- STATED PROBLEM
Extract every line of the records below verbatim, leaving the pictures out.

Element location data
────────────────────
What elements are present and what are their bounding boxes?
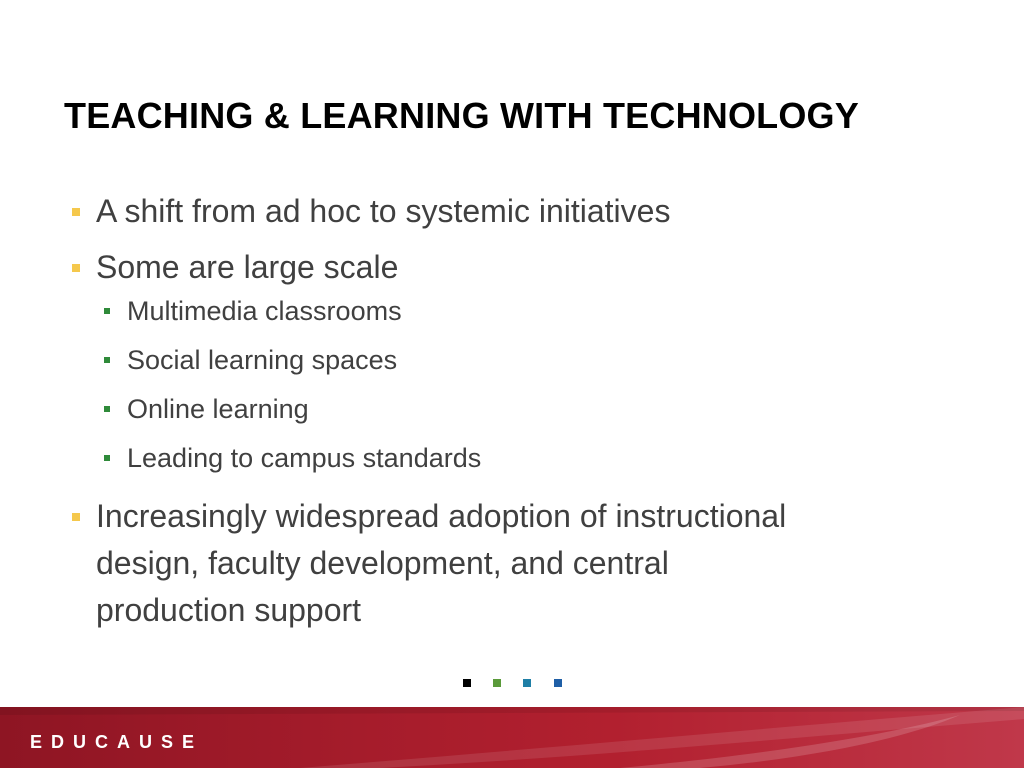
square-bullet-icon	[72, 513, 80, 521]
decorative-dots	[463, 679, 583, 689]
small-square-bullet-icon	[104, 308, 110, 314]
footer-band	[0, 707, 1024, 768]
bullet-text-line: production support	[96, 592, 362, 628]
square-bullet-icon	[72, 208, 80, 216]
bullet-text-line: design, faculty development, and central	[96, 545, 669, 581]
bullet-text: Some are large scale	[96, 249, 399, 285]
slide-title: TEACHING & LEARNING WITH TECHNOLOGY	[64, 95, 859, 136]
sub-bullet-item	[104, 295, 972, 327]
sub-bullet-item	[104, 344, 972, 376]
square-bullet-icon	[72, 264, 80, 272]
small-square-bullet-icon	[104, 455, 110, 461]
square-dot-icon	[463, 679, 471, 687]
bullet-text-line: Increasingly widespread adoption of instructional	[96, 498, 787, 534]
bullet-item	[72, 244, 972, 291]
small-square-bullet-icon	[104, 357, 110, 363]
bullet-text: A shift from ad hoc to systemic initiatives	[96, 193, 671, 229]
bullet-item	[72, 493, 972, 634]
sub-bullet-text: Online learning	[127, 394, 309, 424]
sub-bullet-item	[104, 393, 972, 425]
bullet-item	[72, 188, 972, 235]
square-dot-icon	[554, 679, 562, 687]
sub-bullet-text: Social learning spaces	[127, 345, 398, 375]
educause-logo: EDUCAUSE	[30, 732, 204, 752]
sub-bullet-text: Multimedia classrooms	[127, 296, 402, 326]
bullet-list	[72, 188, 972, 644]
small-square-bullet-icon	[104, 406, 110, 412]
sub-bullet-text: Leading to campus standards	[127, 443, 482, 473]
square-dot-icon	[523, 679, 531, 687]
sub-bullet-item	[104, 442, 972, 474]
square-dot-icon	[493, 679, 501, 687]
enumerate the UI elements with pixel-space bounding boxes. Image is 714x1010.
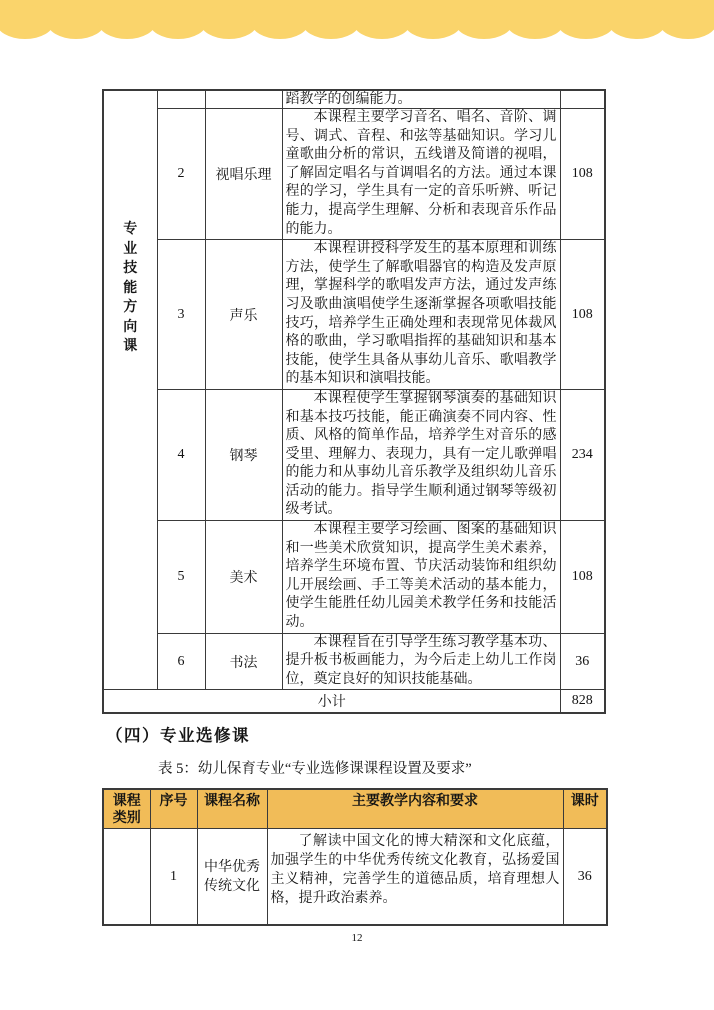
course-name-cell: 中华优秀传统文化 <box>197 829 267 926</box>
course-hours-cell: 36 <box>563 829 607 926</box>
course-name-cell: 书法 <box>205 633 282 690</box>
course-desc-cell: 本课程使学生掌握钢琴演奏的基础知识和基本技巧技能，能正确演奏不同内容、性质、风格的简单作品，培养学生对音乐的感受里、理解力、表现力，具有一定儿歌弹唱的能力和从事幼儿音乐教学及组织幼儿音乐活动的能力。指导学生顺利通过钢琴等级初级考试。 <box>282 389 560 520</box>
course-name-cell: 钢琴 <box>205 389 282 520</box>
course-desc-continuation: 蹈教学的创编能力。 <box>282 90 560 109</box>
header-name: 课程名称 <box>197 789 267 829</box>
course-desc-cell: 本课程主要学习绘画、图案的基础知识和一些美术欣赏知识，提高学生美术素养，培养学生环境布置、节庆活动装饰和组织幼儿开展绘画、手工等美术活动的基本能力，使学生能胜任幼儿园美术教学任务和技能活动。 <box>282 521 560 634</box>
header-no: 序号 <box>150 789 197 829</box>
course-hours-cell: 234 <box>560 389 605 520</box>
header-category: 课程类别 <box>103 789 150 829</box>
course-hours-cell: 108 <box>560 109 605 240</box>
subtotal-label-cell: 小计 <box>103 690 560 714</box>
elective-course-table <box>102 788 608 926</box>
scallop-border-decoration <box>0 0 714 42</box>
course-no-cell: 1 <box>150 829 197 926</box>
course-no-cell: 4 <box>157 389 205 520</box>
table-row <box>103 633 605 690</box>
course-name-cell: 声乐 <box>205 240 282 390</box>
subtotal-row <box>103 690 605 714</box>
course-desc-cell: 本课程主要学习音名、唱名、音阶、调号、调式、音程、和弦等基础知识。学习儿童歌曲分析的常识，五线谱及简谱的视唱，了解固定唱名与首调唱名的方法。通过本课程的学习，学生具有一定的音乐听辨、听记能力，提高学生理解、分析和表现音乐作品的能力。 <box>282 109 560 240</box>
course-hours-cell: 108 <box>560 240 605 390</box>
table-row <box>103 240 605 390</box>
empty-category-cell <box>103 829 150 926</box>
course-no-cell: 5 <box>157 521 205 634</box>
header-row <box>103 789 607 829</box>
table5-title: 表 5：幼儿保育专业“专业选修课课程设置及要求” <box>158 761 472 777</box>
subtotal-hours-cell: 828 <box>560 690 605 714</box>
empty-name-cell <box>205 90 282 109</box>
empty-no-cell <box>157 90 205 109</box>
table-row <box>103 829 607 926</box>
table-row <box>103 521 605 634</box>
course-name-cell: 视唱乐理 <box>205 109 282 240</box>
section-heading: （四）专业选修课 <box>106 726 250 745</box>
professional-skills-course-table <box>102 89 606 714</box>
table-row <box>103 389 605 520</box>
category-label-vertical: 专业技能方向课 <box>123 222 138 354</box>
course-desc-cell: 了解读中国文化的博大精深和文化底蕴，加强学生的中华优秀传统文化教育，弘扬爱国主义精神，完善学生的道德品质，培育理想人格，提升政治素养。 <box>267 829 563 926</box>
course-hours-cell: 36 <box>560 633 605 690</box>
category-cell <box>103 90 157 690</box>
professional-skills-table-section <box>102 89 606 714</box>
empty-hours-cell <box>560 90 605 109</box>
header-content: 主要教学内容和要求 <box>267 789 563 829</box>
course-no-cell: 6 <box>157 633 205 690</box>
course-hours-cell: 108 <box>560 521 605 634</box>
course-name-cell: 美术 <box>205 521 282 634</box>
course-desc-cell: 本课程旨在引导学生练习教学基本功、提升板书板画能力，为今后走上幼儿工作岗位，奠定良好的知识技能基础。 <box>282 633 560 690</box>
elective-course-table-section <box>102 788 608 926</box>
page-number: 12 <box>351 932 363 944</box>
course-desc-cell: 本课程讲授科学发生的基本原理和训练方法，使学生了解歌唱器官的构造及发声原理，掌握科学的歌唱发声方法，通过发声练习及歌曲演唱使学生逐渐掌握各项歌唱技能技巧，培养学生正确处理和表现常见体裁风格的歌曲，学习歌唱指挥的基础知识和基本技能，使学生具备从事幼儿音乐、歌唱教学的基本知识和演唱技能。 <box>282 240 560 390</box>
table-row-continuation <box>103 90 605 109</box>
course-no-cell: 3 <box>157 240 205 390</box>
course-no-cell: 2 <box>157 109 205 240</box>
header-hours: 课时 <box>563 789 607 829</box>
table-row <box>103 109 605 240</box>
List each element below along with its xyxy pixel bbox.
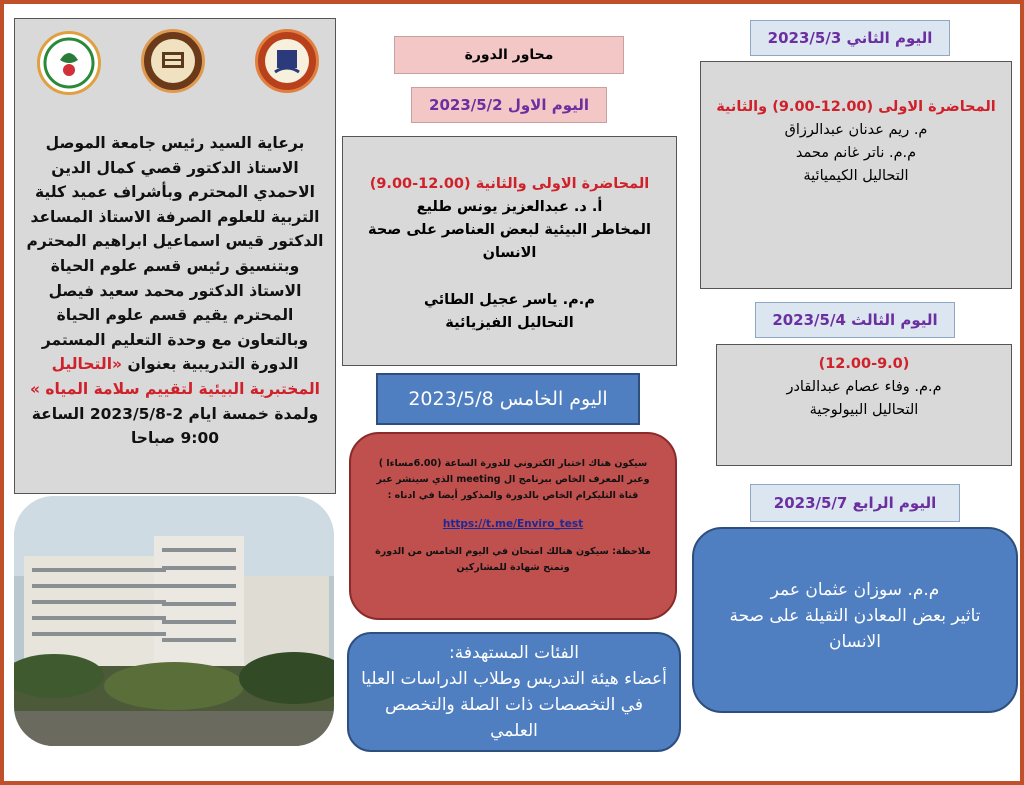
────────────────────
- COMPLETED EXERCISE
What elements are present and what are their bounding boxes?
square-bullet-icon	[72, 513, 80, 521]
decorative-dots	[463, 679, 583, 689]
small-square-bullet-icon	[104, 308, 110, 314]
footer-band	[0, 707, 1024, 768]
bullet-text-line: production support	[96, 592, 362, 628]
square-bullet-icon	[72, 208, 80, 216]
bullet-text-line: design, faculty development, and central	[96, 545, 669, 581]
bullet-text: Some are large scale	[96, 249, 399, 285]
slide-title: TEACHING & LEARNING WITH TECHNOLOGY	[64, 95, 859, 136]
sub-bullet-item	[104, 295, 972, 327]
sub-bullet-item	[104, 344, 972, 376]
square-bullet-icon	[72, 264, 80, 272]
small-square-bullet-icon	[104, 455, 110, 461]
square-dot-icon	[463, 679, 471, 687]
bullet-text-line: Increasingly widespread adoption of instructional	[96, 498, 787, 534]
bullet-item	[72, 244, 972, 291]
small-square-bullet-icon	[104, 357, 110, 363]
bullet-text: A shift from ad hoc to systemic initiatives	[96, 193, 671, 229]
bullet-item	[72, 493, 972, 634]
sub-bullet-text: Online learning	[127, 394, 309, 424]
sub-bullet-item	[104, 393, 972, 425]
bullet-item	[72, 188, 972, 235]
square-dot-icon	[554, 679, 562, 687]
sub-bullet-text: Social learning spaces	[127, 345, 398, 375]
educause-logo: EDUCAUSE	[30, 732, 204, 752]
sub-bullet-text: Multimedia classrooms	[127, 296, 402, 326]
bullet-list	[72, 188, 972, 644]
small-square-bullet-icon	[104, 406, 110, 412]
sub-bullet-text: Leading to campus standards	[127, 443, 482, 473]
square-dot-icon	[523, 679, 531, 687]
sub-bullet-item	[104, 442, 972, 474]
square-dot-icon	[493, 679, 501, 687]
enumerate the UI elements with pixel-space bounding boxes. Image is 714x1010.
course-name-cell: 中华优秀传统文化 <box>197 829 267 926</box>
course-hours-cell: 36 <box>563 829 607 926</box>
course-name-cell: 书法 <box>205 633 282 690</box>
course-desc-cell: 本课程使学生掌握钢琴演奏的基础知识和基本技巧技能，能正确演奏不同内容、性质、风格的简单作品，培养学生对音乐的感受里、理解力、表现力，具有一定儿歌弹唱的能力和从事幼儿音乐教学及组织幼儿音乐活动的能力。指导学生顺利通过钢琴等级初级考试。 <box>282 389 560 520</box>
course-name-cell: 钢琴 <box>205 389 282 520</box>
course-desc-continuation: 蹈教学的创编能力。 <box>282 90 560 109</box>
header-name: 课程名称 <box>197 789 267 829</box>
course-desc-cell: 本课程主要学习绘画、图案的基础知识和一些美术欣赏知识，提高学生美术素养，培养学生环境布置、节庆活动装饰和组织幼儿开展绘画、手工等美术活动的基本能力，使学生能胜任幼儿园美术教学任务和技能活动。 <box>282 521 560 634</box>
header-no: 序号 <box>150 789 197 829</box>
course-hours-cell: 234 <box>560 389 605 520</box>
header-category: 课程类别 <box>103 789 150 829</box>
course-hours-cell: 108 <box>560 109 605 240</box>
subtotal-label-cell: 小计 <box>103 690 560 714</box>
elective-course-table <box>102 788 608 926</box>
scallop-border-decoration <box>0 0 714 42</box>
course-no-cell: 1 <box>150 829 197 926</box>
course-no-cell: 4 <box>157 389 205 520</box>
table-row <box>103 633 605 690</box>
course-name-cell: 声乐 <box>205 240 282 390</box>
subtotal-row <box>103 690 605 714</box>
course-desc-cell: 本课程主要学习音名、唱名、音阶、调号、调式、音程、和弦等基础知识。学习儿童歌曲分析的常识，五线谱及简谱的视唱，了解固定唱名与首调唱名的方法。通过本课程的学习，学生具有一定的音乐听辨、听记能力，提高学生理解、分析和表现音乐作品的能力。 <box>282 109 560 240</box>
course-hours-cell: 108 <box>560 240 605 390</box>
table-row <box>103 240 605 390</box>
empty-category-cell <box>103 829 150 926</box>
course-no-cell: 5 <box>157 521 205 634</box>
header-row <box>103 789 607 829</box>
table5-title: 表 5：幼儿保育专业“专业选修课课程设置及要求” <box>158 761 472 777</box>
subtotal-hours-cell: 828 <box>560 690 605 714</box>
empty-name-cell <box>205 90 282 109</box>
empty-no-cell <box>157 90 205 109</box>
table-row <box>103 829 607 926</box>
table-row <box>103 521 605 634</box>
course-name-cell: 视唱乐理 <box>205 109 282 240</box>
section-heading: （四）专业选修课 <box>106 726 250 745</box>
professional-skills-course-table <box>102 89 606 714</box>
table-row <box>103 389 605 520</box>
category-label-vertical: 专业技能方向课 <box>123 222 138 354</box>
course-desc-cell: 了解读中国文化的博大精深和文化底蕴，加强学生的中华优秀传统文化教育，弘扬爱国主义精神，完善学生的道德品质，培育理想人格，提升政治素养。 <box>267 829 563 926</box>
course-hours-cell: 36 <box>560 633 605 690</box>
category-cell <box>103 90 157 690</box>
professional-skills-table-section <box>102 89 606 714</box>
empty-hours-cell <box>560 90 605 109</box>
header-content: 主要教学内容和要求 <box>267 789 563 829</box>
course-no-cell: 6 <box>157 633 205 690</box>
course-hours-cell: 108 <box>560 521 605 634</box>
course-name-cell: 美术 <box>205 521 282 634</box>
course-desc-cell: 本课程旨在引导学生练习教学基本功、提升板书板画能力，为今后走上幼儿工作岗位，奠定良好的知识技能基础。 <box>282 633 560 690</box>
elective-course-table-section <box>102 788 608 926</box>
page-number: 12 <box>351 932 363 944</box>
course-desc-cell: 本课程讲授科学发生的基本原理和训练方法，使学生了解歌唱器官的构造及发声原理，掌握科学的歌唱发声方法，通过发声练习及歌曲演唱使学生逐渐掌握各项歌唱技能技巧，培养学生正确处理和表现常见体裁风格的歌曲，学习歌唱指挥的基础知识和基本技能，使学生具备从事幼儿音乐、歌唱教学的基本知识和演唱技能。 <box>282 240 560 390</box>
table-row-continuation <box>103 90 605 109</box>
course-no-cell: 3 <box>157 240 205 390</box>
course-no-cell: 2 <box>157 109 205 240</box>
header-hours: 课时 <box>563 789 607 829</box>
table-row <box>103 109 605 240</box>
List each element below along with its xyxy pixel bbox.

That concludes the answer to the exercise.